◆ Records for the task
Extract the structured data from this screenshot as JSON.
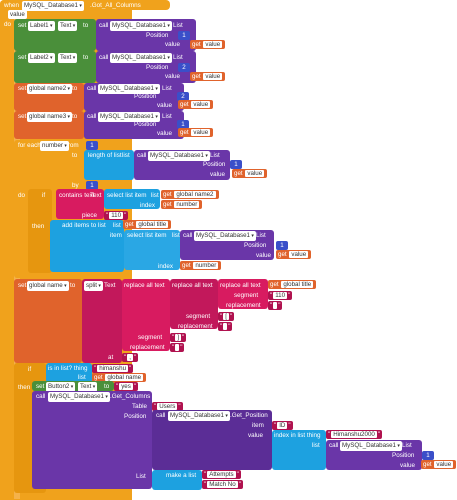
{
  "event": {
    "when": "when",
    "component": "MySQL_Database1",
    "event_name": ".Got_All_Columns",
    "param": "value"
  },
  "kw": {
    "do": "do",
    "set": "set",
    "to": "to",
    "call": "call",
    "get": "get",
    "list": "List",
    "position": "Position",
    "value": "value",
    "text": "Text",
    "index": "index",
    "piece": "piece",
    "segment": "segment",
    "replacement": "replacement",
    "by": "by",
    "if": "if",
    "then": "then",
    "item": "item",
    "at": "at",
    "from": "from",
    "thing": "thing",
    "table": "Table",
    "list2": "list"
  },
  "blocks": {
    "label1": "Label1",
    "label2": "Label2",
    "db": "MySQL_Database1",
    "num1": "1",
    "num2": "2",
    "num1b": "1",
    "num2b": "2",
    "num1c": "1",
    "num1d": "1",
    "global_name2": "global name2",
    "global_name3": "global name3",
    "foreach": "for each",
    "number": "number",
    "from": "from",
    "length_of_list": "length of list",
    "list_kw": "list",
    "contains_text": "contains text",
    "select_list_item": "select list item",
    "global_name2_get": "global name2",
    "number_get": "number",
    "val_110": "110",
    "add_items": "add items to list",
    "global_title": "global title",
    "item": "item",
    "global_name": "global name",
    "split": "split",
    "replace_all_text": "replace all text",
    "seg_110": "110",
    "rep_empty": "",
    "seg_bracket": "[",
    "rep_empty2": "",
    "seg_bracket2": "]",
    "rep_empty3": "",
    "at_comma": ",",
    "is_in_list": "is in list? thing",
    "himanshu": "himanshu",
    "global_name_list": "global name",
    "button2": "Button2",
    "yes": "yes",
    "get_columns": ".Get_Columns",
    "table_val": "Users",
    "get_position": ".Get_Position",
    "tag": "ID",
    "index_in_list": "index in list thing",
    "himanshu2000": "Himanshu2000",
    "make_list": "make a list",
    "attempts": "Attempts",
    "match_no": "Match No"
  }
}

◆ What is needed
Among the entries, how many lines contain the string "index"? Give the number without anything else.

◆ Result below
2